Written exercise: Retype the whole listing verbatim and keep the pictures out of it.

Records supplied:

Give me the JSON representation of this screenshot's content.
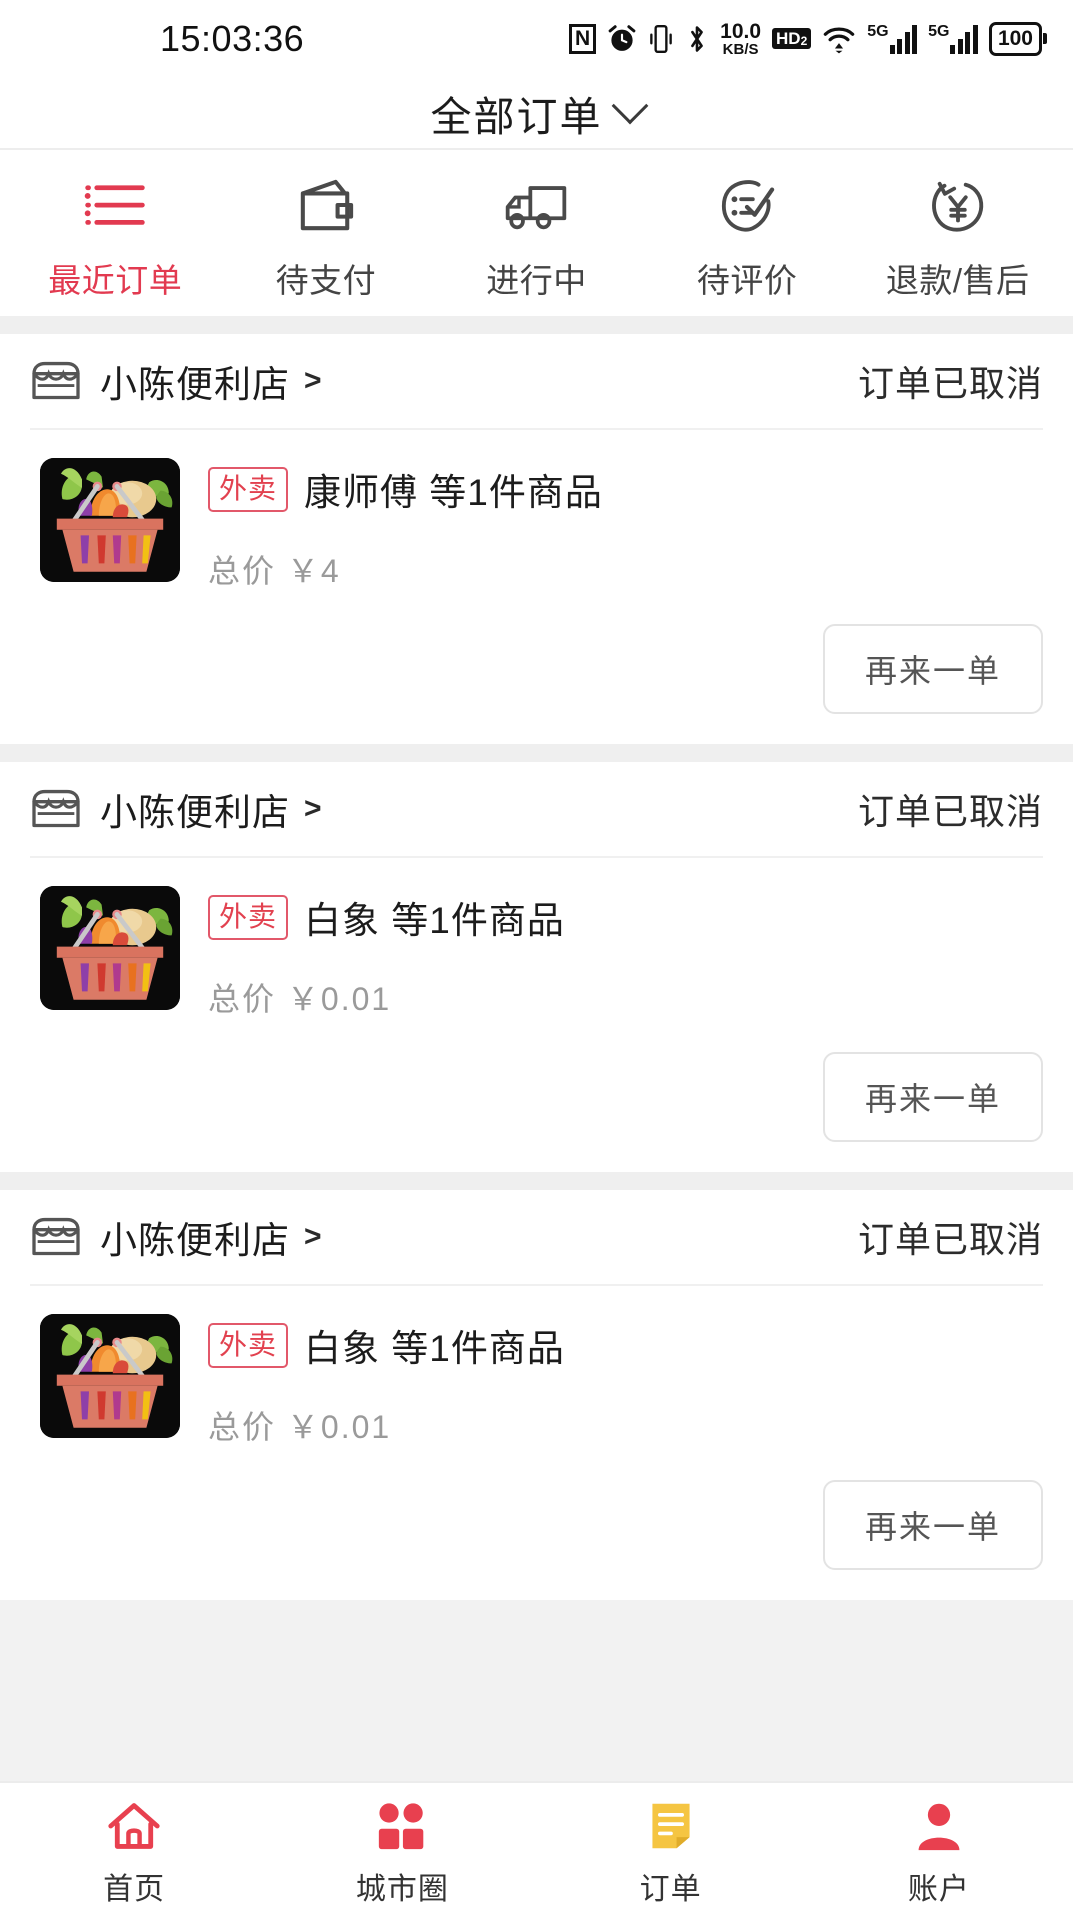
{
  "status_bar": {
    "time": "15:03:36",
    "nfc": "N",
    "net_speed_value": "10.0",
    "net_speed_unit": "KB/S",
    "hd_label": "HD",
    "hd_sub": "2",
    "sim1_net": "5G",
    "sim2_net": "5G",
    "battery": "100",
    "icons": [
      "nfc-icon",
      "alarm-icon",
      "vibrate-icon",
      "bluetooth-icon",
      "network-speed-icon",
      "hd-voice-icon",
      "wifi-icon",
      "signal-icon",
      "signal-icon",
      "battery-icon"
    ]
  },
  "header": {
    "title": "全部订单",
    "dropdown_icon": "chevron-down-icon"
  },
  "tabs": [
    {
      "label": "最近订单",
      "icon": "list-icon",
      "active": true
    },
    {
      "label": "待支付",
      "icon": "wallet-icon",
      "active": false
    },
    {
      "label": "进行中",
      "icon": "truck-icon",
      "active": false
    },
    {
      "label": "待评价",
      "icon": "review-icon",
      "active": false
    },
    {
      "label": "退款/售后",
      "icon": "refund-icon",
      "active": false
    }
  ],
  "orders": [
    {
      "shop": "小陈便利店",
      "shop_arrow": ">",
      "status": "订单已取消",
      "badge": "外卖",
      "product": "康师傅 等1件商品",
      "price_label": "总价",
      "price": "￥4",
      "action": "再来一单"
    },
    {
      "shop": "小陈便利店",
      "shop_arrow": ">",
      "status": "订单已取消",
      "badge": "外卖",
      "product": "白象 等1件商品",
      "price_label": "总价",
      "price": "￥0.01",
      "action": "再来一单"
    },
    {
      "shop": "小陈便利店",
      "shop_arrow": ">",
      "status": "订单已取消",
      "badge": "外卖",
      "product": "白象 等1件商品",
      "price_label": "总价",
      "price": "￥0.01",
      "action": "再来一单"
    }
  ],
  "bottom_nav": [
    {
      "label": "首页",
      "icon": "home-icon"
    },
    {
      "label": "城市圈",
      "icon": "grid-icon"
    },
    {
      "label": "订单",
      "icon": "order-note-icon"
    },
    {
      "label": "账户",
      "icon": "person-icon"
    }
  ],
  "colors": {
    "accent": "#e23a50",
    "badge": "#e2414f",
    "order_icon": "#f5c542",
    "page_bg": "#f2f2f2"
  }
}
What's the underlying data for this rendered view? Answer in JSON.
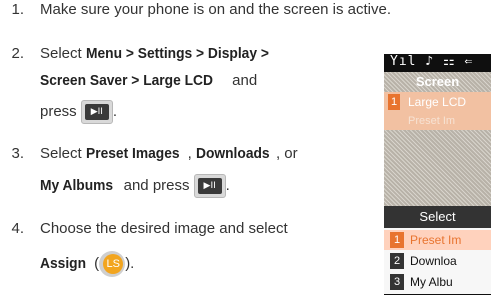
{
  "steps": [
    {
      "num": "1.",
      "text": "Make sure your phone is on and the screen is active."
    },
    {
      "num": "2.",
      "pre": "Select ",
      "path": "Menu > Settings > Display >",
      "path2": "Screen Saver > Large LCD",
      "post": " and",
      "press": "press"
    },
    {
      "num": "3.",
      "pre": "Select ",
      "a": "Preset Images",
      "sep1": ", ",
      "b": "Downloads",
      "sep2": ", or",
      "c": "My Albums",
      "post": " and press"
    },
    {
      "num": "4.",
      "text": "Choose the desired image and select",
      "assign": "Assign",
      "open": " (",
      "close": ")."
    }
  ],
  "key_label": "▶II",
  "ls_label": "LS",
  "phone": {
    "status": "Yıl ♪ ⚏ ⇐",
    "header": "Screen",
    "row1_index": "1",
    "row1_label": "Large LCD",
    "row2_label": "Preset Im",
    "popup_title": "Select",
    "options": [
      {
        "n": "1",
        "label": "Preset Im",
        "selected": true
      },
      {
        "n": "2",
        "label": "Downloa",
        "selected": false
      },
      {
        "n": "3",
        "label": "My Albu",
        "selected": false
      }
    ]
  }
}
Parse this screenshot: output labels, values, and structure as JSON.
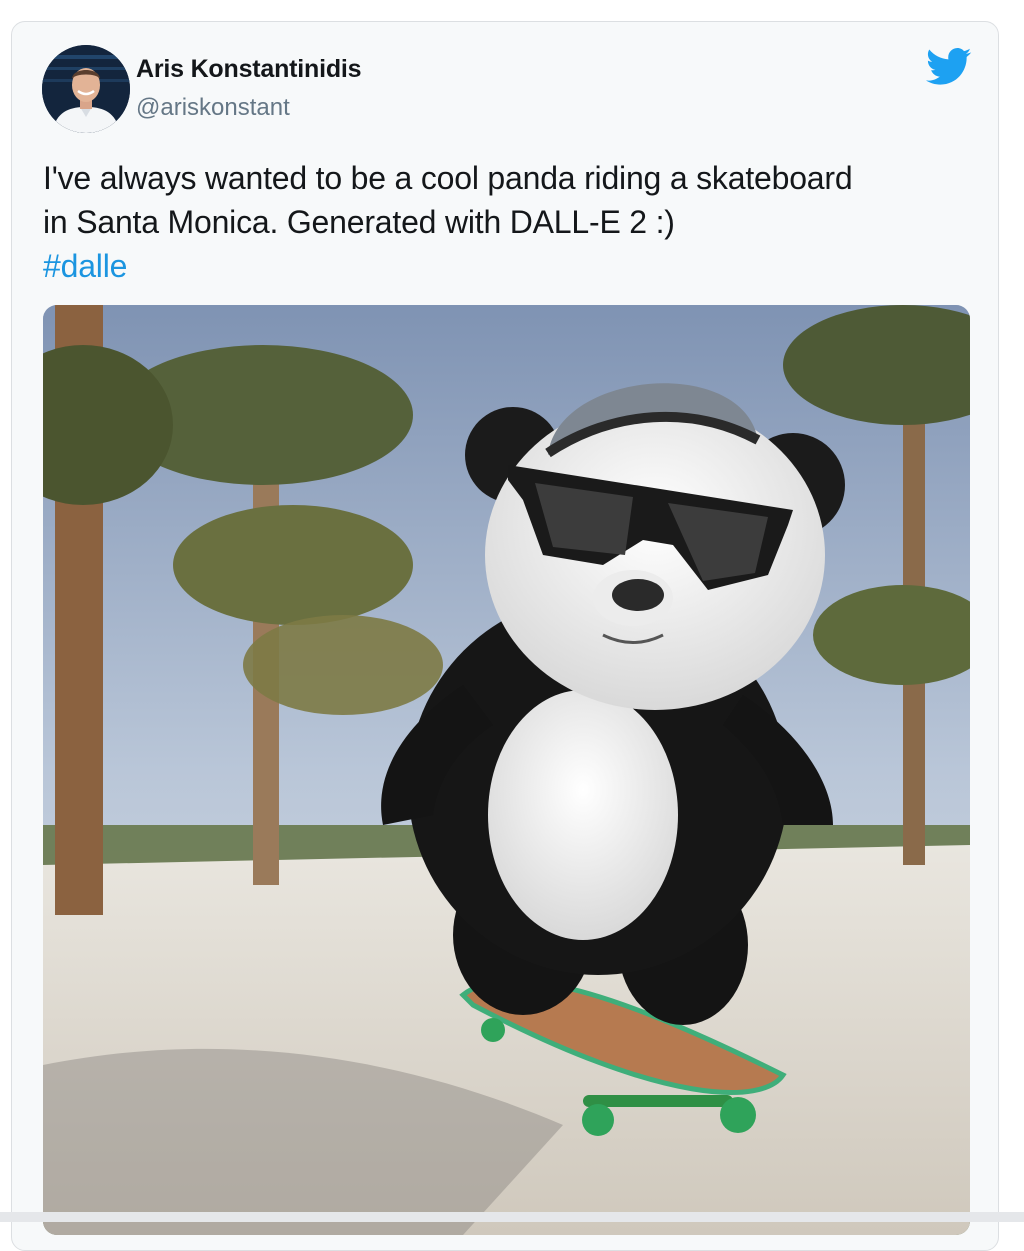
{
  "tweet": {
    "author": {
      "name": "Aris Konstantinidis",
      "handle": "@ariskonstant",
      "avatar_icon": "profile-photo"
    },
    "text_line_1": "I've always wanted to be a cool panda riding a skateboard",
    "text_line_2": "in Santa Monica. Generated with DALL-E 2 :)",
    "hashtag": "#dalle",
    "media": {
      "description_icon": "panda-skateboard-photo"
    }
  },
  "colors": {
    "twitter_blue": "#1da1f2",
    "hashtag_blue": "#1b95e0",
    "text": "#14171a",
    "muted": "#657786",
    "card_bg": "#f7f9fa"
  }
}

Full solution:
Give me the JSON representation of this screenshot's content.
{
  "status_bar": {
    "time": "15:03:36",
    "nfc": "N",
    "net_speed_value": "10.0",
    "net_speed_unit": "KB/S",
    "hd_label": "HD",
    "hd_sub": "2",
    "sim1_net": "5G",
    "sim2_net": "5G",
    "battery": "100",
    "icons": [
      "nfc-icon",
      "alarm-icon",
      "vibrate-icon",
      "bluetooth-icon",
      "network-speed-icon",
      "hd-voice-icon",
      "wifi-icon",
      "signal-icon",
      "signal-icon",
      "battery-icon"
    ]
  },
  "header": {
    "title": "全部订单",
    "dropdown_icon": "chevron-down-icon"
  },
  "tabs": [
    {
      "label": "最近订单",
      "icon": "list-icon",
      "active": true
    },
    {
      "label": "待支付",
      "icon": "wallet-icon",
      "active": false
    },
    {
      "label": "进行中",
      "icon": "truck-icon",
      "active": false
    },
    {
      "label": "待评价",
      "icon": "review-icon",
      "active": false
    },
    {
      "label": "退款/售后",
      "icon": "refund-icon",
      "active": false
    }
  ],
  "orders": [
    {
      "shop": "小陈便利店",
      "shop_arrow": ">",
      "status": "订单已取消",
      "badge": "外卖",
      "product": "康师傅 等1件商品",
      "price_label": "总价",
      "price": "￥4",
      "action": "再来一单"
    },
    {
      "shop": "小陈便利店",
      "shop_arrow": ">",
      "status": "订单已取消",
      "badge": "外卖",
      "product": "白象 等1件商品",
      "price_label": "总价",
      "price": "￥0.01",
      "action": "再来一单"
    },
    {
      "shop": "小陈便利店",
      "shop_arrow": ">",
      "status": "订单已取消",
      "badge": "外卖",
      "product": "白象 等1件商品",
      "price_label": "总价",
      "price": "￥0.01",
      "action": "再来一单"
    }
  ],
  "bottom_nav": [
    {
      "label": "首页",
      "icon": "home-icon"
    },
    {
      "label": "城市圈",
      "icon": "grid-icon"
    },
    {
      "label": "订单",
      "icon": "order-note-icon"
    },
    {
      "label": "账户",
      "icon": "person-icon"
    }
  ],
  "colors": {
    "accent": "#e23a50",
    "badge": "#e2414f",
    "order_icon": "#f5c542",
    "page_bg": "#f2f2f2"
  }
}
What's the underlying data for this rendered view? Answer in JSON.
{
  "steps": [
    {
      "num": "1.",
      "text": "Make sure your phone is on and the screen is active."
    },
    {
      "num": "2.",
      "pre": "Select ",
      "path": "Menu > Settings > Display >",
      "path2": "Screen Saver > Large LCD",
      "post": " and",
      "press": "press"
    },
    {
      "num": "3.",
      "pre": "Select ",
      "a": "Preset Images",
      "sep1": ", ",
      "b": "Downloads",
      "sep2": ", or",
      "c": "My Albums",
      "post": " and press"
    },
    {
      "num": "4.",
      "text": "Choose the desired image and select",
      "assign": "Assign",
      "open": " (",
      "close": ")."
    }
  ],
  "key_label": "▶II",
  "ls_label": "LS",
  "phone": {
    "status": "Yıl ♪ ⚏ ⇐",
    "header": "Screen",
    "row1_index": "1",
    "row1_label": "Large LCD",
    "row2_label": "Preset Im",
    "popup_title": "Select",
    "options": [
      {
        "n": "1",
        "label": "Preset Im",
        "selected": true
      },
      {
        "n": "2",
        "label": "Downloa",
        "selected": false
      },
      {
        "n": "3",
        "label": "My Albu",
        "selected": false
      }
    ]
  }
}
Parse this screenshot: output labels, values, and structure as JSON.
{
  "tweet": {
    "author": {
      "name": "Aris Konstantinidis",
      "handle": "@ariskonstant",
      "avatar_icon": "profile-photo"
    },
    "text_line_1": "I've always wanted to be a cool panda riding a skateboard",
    "text_line_2": "in Santa Monica. Generated with DALL-E 2 :)",
    "hashtag": "#dalle",
    "media": {
      "description_icon": "panda-skateboard-photo"
    }
  },
  "colors": {
    "twitter_blue": "#1da1f2",
    "hashtag_blue": "#1b95e0",
    "text": "#14171a",
    "muted": "#657786",
    "card_bg": "#f7f9fa"
  }
}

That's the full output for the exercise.